Problem to solve: Provide the data again in its entirety, exactly as given.
:: Data to use ::
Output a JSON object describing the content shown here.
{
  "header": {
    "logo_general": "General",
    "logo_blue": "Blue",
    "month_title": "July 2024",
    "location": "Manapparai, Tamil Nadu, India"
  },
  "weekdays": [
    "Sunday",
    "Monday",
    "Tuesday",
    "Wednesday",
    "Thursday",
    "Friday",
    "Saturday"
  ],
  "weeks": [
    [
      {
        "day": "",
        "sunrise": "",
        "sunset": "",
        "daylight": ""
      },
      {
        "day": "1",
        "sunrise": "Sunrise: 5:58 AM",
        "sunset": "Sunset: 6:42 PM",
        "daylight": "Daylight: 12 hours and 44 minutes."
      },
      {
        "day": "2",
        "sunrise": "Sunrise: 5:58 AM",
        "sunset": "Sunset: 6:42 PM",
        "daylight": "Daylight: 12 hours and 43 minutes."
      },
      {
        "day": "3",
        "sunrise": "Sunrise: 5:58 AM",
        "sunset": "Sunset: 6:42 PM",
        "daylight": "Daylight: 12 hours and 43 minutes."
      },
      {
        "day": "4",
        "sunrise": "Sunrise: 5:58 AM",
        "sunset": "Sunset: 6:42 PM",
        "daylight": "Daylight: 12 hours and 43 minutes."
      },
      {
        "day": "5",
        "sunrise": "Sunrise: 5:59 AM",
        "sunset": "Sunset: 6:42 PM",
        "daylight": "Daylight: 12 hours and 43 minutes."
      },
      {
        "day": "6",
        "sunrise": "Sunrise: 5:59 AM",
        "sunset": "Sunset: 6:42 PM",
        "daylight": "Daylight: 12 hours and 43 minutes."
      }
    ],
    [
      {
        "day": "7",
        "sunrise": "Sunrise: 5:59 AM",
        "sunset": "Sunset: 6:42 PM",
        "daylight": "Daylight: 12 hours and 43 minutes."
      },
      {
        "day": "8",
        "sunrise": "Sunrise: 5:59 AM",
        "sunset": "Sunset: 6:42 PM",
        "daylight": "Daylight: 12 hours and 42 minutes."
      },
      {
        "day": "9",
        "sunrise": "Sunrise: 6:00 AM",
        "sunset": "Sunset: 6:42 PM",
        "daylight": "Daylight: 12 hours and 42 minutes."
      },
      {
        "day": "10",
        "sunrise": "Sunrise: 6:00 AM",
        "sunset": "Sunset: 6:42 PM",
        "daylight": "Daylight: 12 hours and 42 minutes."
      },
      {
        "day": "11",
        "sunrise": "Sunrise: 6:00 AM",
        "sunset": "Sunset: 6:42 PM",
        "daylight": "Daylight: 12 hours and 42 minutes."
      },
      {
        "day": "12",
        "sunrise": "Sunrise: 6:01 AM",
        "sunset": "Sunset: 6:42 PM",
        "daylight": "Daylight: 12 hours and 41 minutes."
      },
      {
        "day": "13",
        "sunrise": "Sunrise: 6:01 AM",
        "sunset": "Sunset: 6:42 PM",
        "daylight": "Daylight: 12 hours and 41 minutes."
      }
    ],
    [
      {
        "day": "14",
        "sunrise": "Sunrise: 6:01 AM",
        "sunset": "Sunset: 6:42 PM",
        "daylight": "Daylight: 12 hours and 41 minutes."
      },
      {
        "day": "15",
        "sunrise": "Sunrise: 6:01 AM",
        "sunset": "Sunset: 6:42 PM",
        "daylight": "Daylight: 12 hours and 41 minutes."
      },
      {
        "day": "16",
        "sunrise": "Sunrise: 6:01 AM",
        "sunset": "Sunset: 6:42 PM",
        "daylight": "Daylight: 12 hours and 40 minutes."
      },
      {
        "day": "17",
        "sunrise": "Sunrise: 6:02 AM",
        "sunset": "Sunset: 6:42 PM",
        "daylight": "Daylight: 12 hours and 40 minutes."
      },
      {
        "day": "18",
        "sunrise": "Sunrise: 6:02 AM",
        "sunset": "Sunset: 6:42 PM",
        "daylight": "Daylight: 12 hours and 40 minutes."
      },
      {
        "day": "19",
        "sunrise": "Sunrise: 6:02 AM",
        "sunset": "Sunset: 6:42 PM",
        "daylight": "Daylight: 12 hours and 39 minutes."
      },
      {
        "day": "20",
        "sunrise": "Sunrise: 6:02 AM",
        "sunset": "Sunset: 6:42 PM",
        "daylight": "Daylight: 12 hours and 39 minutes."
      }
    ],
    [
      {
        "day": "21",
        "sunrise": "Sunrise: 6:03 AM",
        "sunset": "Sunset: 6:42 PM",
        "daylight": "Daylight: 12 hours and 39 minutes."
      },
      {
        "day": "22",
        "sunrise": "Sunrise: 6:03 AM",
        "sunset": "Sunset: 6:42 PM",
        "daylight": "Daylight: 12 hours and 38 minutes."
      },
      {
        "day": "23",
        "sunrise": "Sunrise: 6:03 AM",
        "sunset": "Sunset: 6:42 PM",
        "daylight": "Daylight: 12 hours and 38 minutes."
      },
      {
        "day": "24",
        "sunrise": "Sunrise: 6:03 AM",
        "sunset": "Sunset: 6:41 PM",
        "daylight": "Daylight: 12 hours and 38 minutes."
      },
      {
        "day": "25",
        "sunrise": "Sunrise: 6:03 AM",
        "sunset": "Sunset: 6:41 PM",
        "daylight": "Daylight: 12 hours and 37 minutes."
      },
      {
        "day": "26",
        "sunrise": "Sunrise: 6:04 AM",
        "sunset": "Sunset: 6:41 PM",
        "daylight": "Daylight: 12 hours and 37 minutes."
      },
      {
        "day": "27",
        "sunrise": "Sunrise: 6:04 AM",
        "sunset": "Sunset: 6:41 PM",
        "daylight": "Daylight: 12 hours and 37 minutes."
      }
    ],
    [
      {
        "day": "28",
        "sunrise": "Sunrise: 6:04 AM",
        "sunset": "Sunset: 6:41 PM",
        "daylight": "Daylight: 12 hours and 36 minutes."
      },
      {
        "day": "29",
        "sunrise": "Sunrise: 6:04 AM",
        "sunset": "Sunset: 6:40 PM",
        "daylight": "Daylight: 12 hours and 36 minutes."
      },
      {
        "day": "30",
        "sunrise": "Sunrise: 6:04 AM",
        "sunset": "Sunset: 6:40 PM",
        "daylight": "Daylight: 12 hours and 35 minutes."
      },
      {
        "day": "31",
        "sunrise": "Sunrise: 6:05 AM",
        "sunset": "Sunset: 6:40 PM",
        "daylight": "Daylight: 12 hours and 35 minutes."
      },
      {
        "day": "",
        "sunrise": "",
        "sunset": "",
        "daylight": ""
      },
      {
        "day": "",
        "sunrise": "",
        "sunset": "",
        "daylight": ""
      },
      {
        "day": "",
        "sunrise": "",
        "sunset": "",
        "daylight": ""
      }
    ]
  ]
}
:::
Written answer:
Output a JSON object describing the content shown here.
{
  "header": {
    "logo_general": "General",
    "logo_blue": "Blue",
    "month_title": "July 2024",
    "location": "Manapparai, Tamil Nadu, India"
  },
  "weekdays": [
    "Sunday",
    "Monday",
    "Tuesday",
    "Wednesday",
    "Thursday",
    "Friday",
    "Saturday"
  ],
  "weeks": [
    [
      {
        "day": "",
        "sunrise": "",
        "sunset": "",
        "daylight": ""
      },
      {
        "day": "1",
        "sunrise": "Sunrise: 5:58 AM",
        "sunset": "Sunset: 6:42 PM",
        "daylight": "Daylight: 12 hours and 44 minutes."
      },
      {
        "day": "2",
        "sunrise": "Sunrise: 5:58 AM",
        "sunset": "Sunset: 6:42 PM",
        "daylight": "Daylight: 12 hours and 43 minutes."
      },
      {
        "day": "3",
        "sunrise": "Sunrise: 5:58 AM",
        "sunset": "Sunset: 6:42 PM",
        "daylight": "Daylight: 12 hours and 43 minutes."
      },
      {
        "day": "4",
        "sunrise": "Sunrise: 5:58 AM",
        "sunset": "Sunset: 6:42 PM",
        "daylight": "Daylight: 12 hours and 43 minutes."
      },
      {
        "day": "5",
        "sunrise": "Sunrise: 5:59 AM",
        "sunset": "Sunset: 6:42 PM",
        "daylight": "Daylight: 12 hours and 43 minutes."
      },
      {
        "day": "6",
        "sunrise": "Sunrise: 5:59 AM",
        "sunset": "Sunset: 6:42 PM",
        "daylight": "Daylight: 12 hours and 43 minutes."
      }
    ],
    [
      {
        "day": "7",
        "sunrise": "Sunrise: 5:59 AM",
        "sunset": "Sunset: 6:42 PM",
        "daylight": "Daylight: 12 hours and 43 minutes."
      },
      {
        "day": "8",
        "sunrise": "Sunrise: 5:59 AM",
        "sunset": "Sunset: 6:42 PM",
        "daylight": "Daylight: 12 hours and 42 minutes."
      },
      {
        "day": "9",
        "sunrise": "Sunrise: 6:00 AM",
        "sunset": "Sunset: 6:42 PM",
        "daylight": "Daylight: 12 hours and 42 minutes."
      },
      {
        "day": "10",
        "sunrise": "Sunrise: 6:00 AM",
        "sunset": "Sunset: 6:42 PM",
        "daylight": "Daylight: 12 hours and 42 minutes."
      },
      {
        "day": "11",
        "sunrise": "Sunrise: 6:00 AM",
        "sunset": "Sunset: 6:42 PM",
        "daylight": "Daylight: 12 hours and 42 minutes."
      },
      {
        "day": "12",
        "sunrise": "Sunrise: 6:01 AM",
        "sunset": "Sunset: 6:42 PM",
        "daylight": "Daylight: 12 hours and 41 minutes."
      },
      {
        "day": "13",
        "sunrise": "Sunrise: 6:01 AM",
        "sunset": "Sunset: 6:42 PM",
        "daylight": "Daylight: 12 hours and 41 minutes."
      }
    ],
    [
      {
        "day": "14",
        "sunrise": "Sunrise: 6:01 AM",
        "sunset": "Sunset: 6:42 PM",
        "daylight": "Daylight: 12 hours and 41 minutes."
      },
      {
        "day": "15",
        "sunrise": "Sunrise: 6:01 AM",
        "sunset": "Sunset: 6:42 PM",
        "daylight": "Daylight: 12 hours and 41 minutes."
      },
      {
        "day": "16",
        "sunrise": "Sunrise: 6:01 AM",
        "sunset": "Sunset: 6:42 PM",
        "daylight": "Daylight: 12 hours and 40 minutes."
      },
      {
        "day": "17",
        "sunrise": "Sunrise: 6:02 AM",
        "sunset": "Sunset: 6:42 PM",
        "daylight": "Daylight: 12 hours and 40 minutes."
      },
      {
        "day": "18",
        "sunrise": "Sunrise: 6:02 AM",
        "sunset": "Sunset: 6:42 PM",
        "daylight": "Daylight: 12 hours and 40 minutes."
      },
      {
        "day": "19",
        "sunrise": "Sunrise: 6:02 AM",
        "sunset": "Sunset: 6:42 PM",
        "daylight": "Daylight: 12 hours and 39 minutes."
      },
      {
        "day": "20",
        "sunrise": "Sunrise: 6:02 AM",
        "sunset": "Sunset: 6:42 PM",
        "daylight": "Daylight: 12 hours and 39 minutes."
      }
    ],
    [
      {
        "day": "21",
        "sunrise": "Sunrise: 6:03 AM",
        "sunset": "Sunset: 6:42 PM",
        "daylight": "Daylight: 12 hours and 39 minutes."
      },
      {
        "day": "22",
        "sunrise": "Sunrise: 6:03 AM",
        "sunset": "Sunset: 6:42 PM",
        "daylight": "Daylight: 12 hours and 38 minutes."
      },
      {
        "day": "23",
        "sunrise": "Sunrise: 6:03 AM",
        "sunset": "Sunset: 6:42 PM",
        "daylight": "Daylight: 12 hours and 38 minutes."
      },
      {
        "day": "24",
        "sunrise": "Sunrise: 6:03 AM",
        "sunset": "Sunset: 6:41 PM",
        "daylight": "Daylight: 12 hours and 38 minutes."
      },
      {
        "day": "25",
        "sunrise": "Sunrise: 6:03 AM",
        "sunset": "Sunset: 6:41 PM",
        "daylight": "Daylight: 12 hours and 37 minutes."
      },
      {
        "day": "26",
        "sunrise": "Sunrise: 6:04 AM",
        "sunset": "Sunset: 6:41 PM",
        "daylight": "Daylight: 12 hours and 37 minutes."
      },
      {
        "day": "27",
        "sunrise": "Sunrise: 6:04 AM",
        "sunset": "Sunset: 6:41 PM",
        "daylight": "Daylight: 12 hours and 37 minutes."
      }
    ],
    [
      {
        "day": "28",
        "sunrise": "Sunrise: 6:04 AM",
        "sunset": "Sunset: 6:41 PM",
        "daylight": "Daylight: 12 hours and 36 minutes."
      },
      {
        "day": "29",
        "sunrise": "Sunrise: 6:04 AM",
        "sunset": "Sunset: 6:40 PM",
        "daylight": "Daylight: 12 hours and 36 minutes."
      },
      {
        "day": "30",
        "sunrise": "Sunrise: 6:04 AM",
        "sunset": "Sunset: 6:40 PM",
        "daylight": "Daylight: 12 hours and 35 minutes."
      },
      {
        "day": "31",
        "sunrise": "Sunrise: 6:05 AM",
        "sunset": "Sunset: 6:40 PM",
        "daylight": "Daylight: 12 hours and 35 minutes."
      },
      {
        "day": "",
        "sunrise": "",
        "sunset": "",
        "daylight": ""
      },
      {
        "day": "",
        "sunrise": "",
        "sunset": "",
        "daylight": ""
      },
      {
        "day": "",
        "sunrise": "",
        "sunset": "",
        "daylight": ""
      }
    ]
  ]
}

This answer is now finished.